▸ Given text:
· · · ·

• Dr. Jill Bakke

What Dreams May Come


A dream journal has transforming qualities. If I was hesitant to begin journaling or wasn’t sure I would have time to journal, this would be the one I would begin with. Dream journals give us a touch of magic in our life and tell us where we are or what we can expect.

A group of people willing to share dreams provides a great benefit. Some societies make this part of their daily routine. A dream circle allows everyone to share and comment. If a comment on someone else’s dream is made, the person starts with the phrase “If it were my dream, I would . . .” But in our society, gatherings for dream assistance are relatively hard to find, and usually occur only in our therapist’s office. So, where do we start to unravel a dream?

With a dream, it helps to incorporate some artistic methods in its interpretation. Painting, word association, and writing poetry about the dream have proved to be effective techniques to help the dreamer understand the message.

So, consider this blog a primer on retaining and understanding your dream.

Begin by writing the dream down quickly before it dissolves back into wherever it came from.

  1. Use a loose-leaf notebook so you can add to the dream as it expands.

  2. Place your dream on a fresh page, and always date and title the dream.

  3. Give your dream a title. Use whatever initially comes to mind. As you work with the dream and it becomes more understandable, you can change the title. But I still retain the original and each subsequent change because it shows what I have discovered. I date my subsequent work and insights the same way I dated the original dream.

  4. Describe the dream in as much detail as you can recall.

As you work with your dream, pull in various types of visual and kinesthetic art to help you interpret. You do NOT have to be an expert or even competent in the media. You just have to use it.

Here are a few things you could try.

Draw scenes from the dream – particularly the important aspects of your dream. Black and white (i.e. pen and ink or pencil) works fine, but using color adds another element. As you work with these “diagnostic” tools always go with your first impression both in the tools you are using and the information that comes to mind as you work with them.

When you are ready, move to putting color into the sketch of the dream. Paint or draw the dream choosing a type of coloring equipment you do not usually work in. Watercolors, pastels, acrylics, and oil paints each give you a different view of the dream. Mix them in the same drawing. What colors did you use for different aspects? For me, that is an easy analysis. Typically, white is purity, black is dark, and red is energy, anger, fire, or chaos. Your association may be totally different, and it is important you use YOUR association. For this reason, I don’t suggest you run to get a dream directory to interpret your dream. Always use the association things make for you!

Write a poem, a song, or a story from the dream. Write the dream as you experienced it. Now, go back and write it in a non-linear format seeking new connections you would have missed if you had left it in the sequential format. Make the dream a fairy tale or create a collage expressing its theme and feeling.

· · · ·

▸ Records:
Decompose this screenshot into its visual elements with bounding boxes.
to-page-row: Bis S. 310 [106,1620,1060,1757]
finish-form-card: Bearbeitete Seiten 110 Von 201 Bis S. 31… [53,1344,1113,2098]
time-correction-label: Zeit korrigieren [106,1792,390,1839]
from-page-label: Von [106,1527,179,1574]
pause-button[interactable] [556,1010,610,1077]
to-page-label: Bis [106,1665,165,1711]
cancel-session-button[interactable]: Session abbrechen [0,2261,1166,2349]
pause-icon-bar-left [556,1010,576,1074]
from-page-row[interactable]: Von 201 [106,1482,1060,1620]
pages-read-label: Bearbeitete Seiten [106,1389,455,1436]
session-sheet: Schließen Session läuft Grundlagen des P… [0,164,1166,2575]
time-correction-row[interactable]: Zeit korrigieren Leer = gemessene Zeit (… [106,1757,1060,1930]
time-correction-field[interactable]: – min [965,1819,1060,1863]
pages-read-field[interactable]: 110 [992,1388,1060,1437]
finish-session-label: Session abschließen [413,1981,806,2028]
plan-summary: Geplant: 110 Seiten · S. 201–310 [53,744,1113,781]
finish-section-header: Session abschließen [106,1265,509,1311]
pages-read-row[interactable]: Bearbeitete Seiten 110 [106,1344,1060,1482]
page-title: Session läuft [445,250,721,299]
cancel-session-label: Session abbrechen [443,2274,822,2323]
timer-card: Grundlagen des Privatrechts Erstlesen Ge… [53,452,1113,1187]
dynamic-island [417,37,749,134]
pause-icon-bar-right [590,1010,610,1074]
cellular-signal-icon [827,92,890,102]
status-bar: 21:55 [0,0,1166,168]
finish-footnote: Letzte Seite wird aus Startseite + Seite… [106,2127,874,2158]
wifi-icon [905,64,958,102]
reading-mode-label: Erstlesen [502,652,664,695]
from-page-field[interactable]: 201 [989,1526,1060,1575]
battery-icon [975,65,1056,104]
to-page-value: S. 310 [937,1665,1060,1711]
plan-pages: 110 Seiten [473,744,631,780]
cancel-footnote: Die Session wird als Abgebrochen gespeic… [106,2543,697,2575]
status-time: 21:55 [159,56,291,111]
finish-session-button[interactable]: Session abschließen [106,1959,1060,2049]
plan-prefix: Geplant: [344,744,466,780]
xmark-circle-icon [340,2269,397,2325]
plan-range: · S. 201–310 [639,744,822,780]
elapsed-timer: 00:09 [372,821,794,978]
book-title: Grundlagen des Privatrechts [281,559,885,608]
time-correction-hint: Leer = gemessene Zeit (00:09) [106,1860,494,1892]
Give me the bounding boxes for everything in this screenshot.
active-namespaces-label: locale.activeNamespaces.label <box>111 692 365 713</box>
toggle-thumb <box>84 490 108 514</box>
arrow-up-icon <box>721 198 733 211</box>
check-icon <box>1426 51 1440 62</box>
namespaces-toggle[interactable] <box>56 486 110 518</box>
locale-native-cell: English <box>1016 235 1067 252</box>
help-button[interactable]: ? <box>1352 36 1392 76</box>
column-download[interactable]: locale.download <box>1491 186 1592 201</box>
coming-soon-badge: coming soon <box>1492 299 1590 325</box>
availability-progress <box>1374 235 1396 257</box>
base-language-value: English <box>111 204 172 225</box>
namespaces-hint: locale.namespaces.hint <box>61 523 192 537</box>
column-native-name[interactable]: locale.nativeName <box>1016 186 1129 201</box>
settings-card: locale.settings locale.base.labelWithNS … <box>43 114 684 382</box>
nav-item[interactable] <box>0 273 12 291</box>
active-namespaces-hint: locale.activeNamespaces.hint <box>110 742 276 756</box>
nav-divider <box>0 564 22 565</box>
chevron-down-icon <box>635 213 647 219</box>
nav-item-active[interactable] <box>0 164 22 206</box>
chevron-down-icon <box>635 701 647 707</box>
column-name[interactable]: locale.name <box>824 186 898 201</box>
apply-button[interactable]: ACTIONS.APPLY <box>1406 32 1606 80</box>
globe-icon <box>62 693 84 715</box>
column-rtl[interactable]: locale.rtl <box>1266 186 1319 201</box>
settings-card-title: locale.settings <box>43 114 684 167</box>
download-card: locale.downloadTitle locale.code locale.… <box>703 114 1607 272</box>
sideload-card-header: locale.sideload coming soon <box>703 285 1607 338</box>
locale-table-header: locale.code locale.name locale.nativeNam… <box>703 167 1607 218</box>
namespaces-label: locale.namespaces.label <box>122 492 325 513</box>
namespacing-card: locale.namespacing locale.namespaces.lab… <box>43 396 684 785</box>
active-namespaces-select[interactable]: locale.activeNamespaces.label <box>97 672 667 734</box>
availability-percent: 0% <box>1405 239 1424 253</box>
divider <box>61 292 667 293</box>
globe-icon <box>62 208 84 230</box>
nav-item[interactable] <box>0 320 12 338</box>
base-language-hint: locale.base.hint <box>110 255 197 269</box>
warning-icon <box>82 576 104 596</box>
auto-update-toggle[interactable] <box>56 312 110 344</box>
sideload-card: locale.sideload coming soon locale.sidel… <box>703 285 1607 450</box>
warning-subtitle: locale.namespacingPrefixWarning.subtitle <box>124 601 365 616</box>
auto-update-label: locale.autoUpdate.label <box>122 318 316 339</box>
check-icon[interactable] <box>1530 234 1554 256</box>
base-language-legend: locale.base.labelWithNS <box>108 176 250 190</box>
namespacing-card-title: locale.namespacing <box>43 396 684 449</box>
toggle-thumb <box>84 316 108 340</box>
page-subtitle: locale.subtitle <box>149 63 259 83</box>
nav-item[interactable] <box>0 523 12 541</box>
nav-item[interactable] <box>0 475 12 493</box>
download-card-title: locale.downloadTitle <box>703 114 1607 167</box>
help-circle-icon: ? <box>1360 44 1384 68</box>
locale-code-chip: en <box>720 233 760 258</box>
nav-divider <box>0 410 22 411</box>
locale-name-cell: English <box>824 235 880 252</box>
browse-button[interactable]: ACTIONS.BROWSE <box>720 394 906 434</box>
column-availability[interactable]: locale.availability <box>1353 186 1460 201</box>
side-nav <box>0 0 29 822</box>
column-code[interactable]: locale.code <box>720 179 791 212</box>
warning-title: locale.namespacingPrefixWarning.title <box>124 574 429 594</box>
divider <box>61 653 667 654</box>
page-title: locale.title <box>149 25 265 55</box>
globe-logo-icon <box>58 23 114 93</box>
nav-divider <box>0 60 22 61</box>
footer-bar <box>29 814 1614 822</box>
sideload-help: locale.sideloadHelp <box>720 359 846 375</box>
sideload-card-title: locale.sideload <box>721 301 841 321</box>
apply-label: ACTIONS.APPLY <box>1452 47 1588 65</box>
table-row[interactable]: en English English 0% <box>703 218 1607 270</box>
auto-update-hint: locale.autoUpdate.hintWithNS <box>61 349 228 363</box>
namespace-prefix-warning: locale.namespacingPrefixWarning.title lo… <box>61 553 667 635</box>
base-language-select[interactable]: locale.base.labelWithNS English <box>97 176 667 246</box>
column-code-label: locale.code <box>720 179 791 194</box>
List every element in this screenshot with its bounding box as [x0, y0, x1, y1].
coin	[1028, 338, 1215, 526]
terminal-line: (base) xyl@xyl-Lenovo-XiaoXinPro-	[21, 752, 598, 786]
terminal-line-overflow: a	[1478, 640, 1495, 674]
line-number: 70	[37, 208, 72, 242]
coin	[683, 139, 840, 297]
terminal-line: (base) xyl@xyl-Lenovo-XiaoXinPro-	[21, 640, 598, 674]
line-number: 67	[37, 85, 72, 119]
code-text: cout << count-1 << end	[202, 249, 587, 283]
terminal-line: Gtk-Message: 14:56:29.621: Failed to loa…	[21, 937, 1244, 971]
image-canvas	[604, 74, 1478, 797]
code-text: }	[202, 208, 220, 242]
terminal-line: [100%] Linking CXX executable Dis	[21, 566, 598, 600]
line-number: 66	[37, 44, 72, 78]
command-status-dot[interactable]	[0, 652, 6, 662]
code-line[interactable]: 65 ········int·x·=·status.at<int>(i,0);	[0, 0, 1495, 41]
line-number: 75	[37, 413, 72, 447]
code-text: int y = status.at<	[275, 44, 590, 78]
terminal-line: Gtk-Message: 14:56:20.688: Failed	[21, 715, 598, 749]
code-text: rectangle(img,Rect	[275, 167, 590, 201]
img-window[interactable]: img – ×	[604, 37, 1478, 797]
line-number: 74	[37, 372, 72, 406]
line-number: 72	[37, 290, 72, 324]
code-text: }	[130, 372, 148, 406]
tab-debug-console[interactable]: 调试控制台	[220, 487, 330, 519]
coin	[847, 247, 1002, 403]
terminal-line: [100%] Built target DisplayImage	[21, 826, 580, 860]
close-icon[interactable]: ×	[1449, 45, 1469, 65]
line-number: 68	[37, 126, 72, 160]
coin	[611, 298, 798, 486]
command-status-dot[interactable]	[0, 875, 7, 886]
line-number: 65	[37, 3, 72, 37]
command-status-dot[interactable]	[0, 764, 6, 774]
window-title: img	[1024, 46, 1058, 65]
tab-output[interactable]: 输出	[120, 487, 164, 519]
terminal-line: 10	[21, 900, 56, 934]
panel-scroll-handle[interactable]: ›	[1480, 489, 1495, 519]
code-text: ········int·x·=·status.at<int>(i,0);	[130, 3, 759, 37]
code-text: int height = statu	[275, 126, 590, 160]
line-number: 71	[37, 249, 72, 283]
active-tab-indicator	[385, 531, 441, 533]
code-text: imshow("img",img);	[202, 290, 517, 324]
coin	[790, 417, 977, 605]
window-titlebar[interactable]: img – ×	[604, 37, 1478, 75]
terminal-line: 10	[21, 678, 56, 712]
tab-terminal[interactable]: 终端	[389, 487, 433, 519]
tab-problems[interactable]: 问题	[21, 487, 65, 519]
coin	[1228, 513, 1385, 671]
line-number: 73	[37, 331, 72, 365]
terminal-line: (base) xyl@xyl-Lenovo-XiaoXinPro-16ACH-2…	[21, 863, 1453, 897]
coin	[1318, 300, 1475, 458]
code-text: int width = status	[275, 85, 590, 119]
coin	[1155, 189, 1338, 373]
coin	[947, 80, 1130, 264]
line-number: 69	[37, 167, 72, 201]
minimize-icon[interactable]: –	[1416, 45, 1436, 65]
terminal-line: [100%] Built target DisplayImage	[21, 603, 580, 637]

· · · ·

▸ Tasks:
[A] Please repeat the dream journaling post word for word, starting at "1. Use a loose-leaf" and ending at "the original dream.".
[B] Continue the dream journaling post from its last sentence.

▸ Results:
[A]
1. Use a loose-leaf notebook so you can add to the dream as it expands.

  2. Place your dream on a fresh page, and always date and title the dream.

  3. Give your dream a title. Use whatever initially comes to mind. As you work with the dream and it becomes more understandable, you can change the title. But I still retain the original and each subsequent change because it shows what I have discovered. I date my subsequent work and insights the same way I dated the original dream.

[B]
Look for repeated colors in both words and in your drawings. Examine closely any repetition whether it is a color, time of day, activity, type of dress, etc. Consider that some analysts say every character in the dream represents the dreamer. Although this has not always been the case in all of my dreams, it has in some.

If an animal appears, investigate the qualities of the animal. Look at how those qualities fit into the dream and in your earthly life.

Don’t automatically place any qualities you note on another. Ask yourself do I have this quality? Do I do that? You can do a similar thing with something that is prominent in or jumps out at you from the dream.

For example, the dream takes place in winter and snow is deep on the ground. Analyze what snow feels like, what it means in your life, etc. It could be saying, you are an ice maiden, or it could be saying the world around you is cold and unforgiving. It could be telling you to prepare for such a time in your life, or it could simply mean you are in a period of hibernation waiting for a thaw and newness to spill out. To sort that out means looking at all the elements, and clustering is a great way to tackle that. Circle winter. Draw lines to your interpretations from it. Use both negative and positive interpretation for anything you are clustering to determine meaning. What interpretation feels correct? What is it saying? Does it require anything from you?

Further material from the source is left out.